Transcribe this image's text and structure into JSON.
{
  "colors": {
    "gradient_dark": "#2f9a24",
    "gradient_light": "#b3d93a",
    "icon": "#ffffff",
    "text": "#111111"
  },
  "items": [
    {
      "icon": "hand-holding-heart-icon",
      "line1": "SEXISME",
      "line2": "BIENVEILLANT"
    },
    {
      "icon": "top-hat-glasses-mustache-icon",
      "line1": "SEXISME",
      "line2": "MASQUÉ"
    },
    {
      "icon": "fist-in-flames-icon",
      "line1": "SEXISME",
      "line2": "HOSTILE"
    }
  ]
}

== Challenge ==
Find how many lines hold the string "icon", and state that number alone.

== Finished task ==
4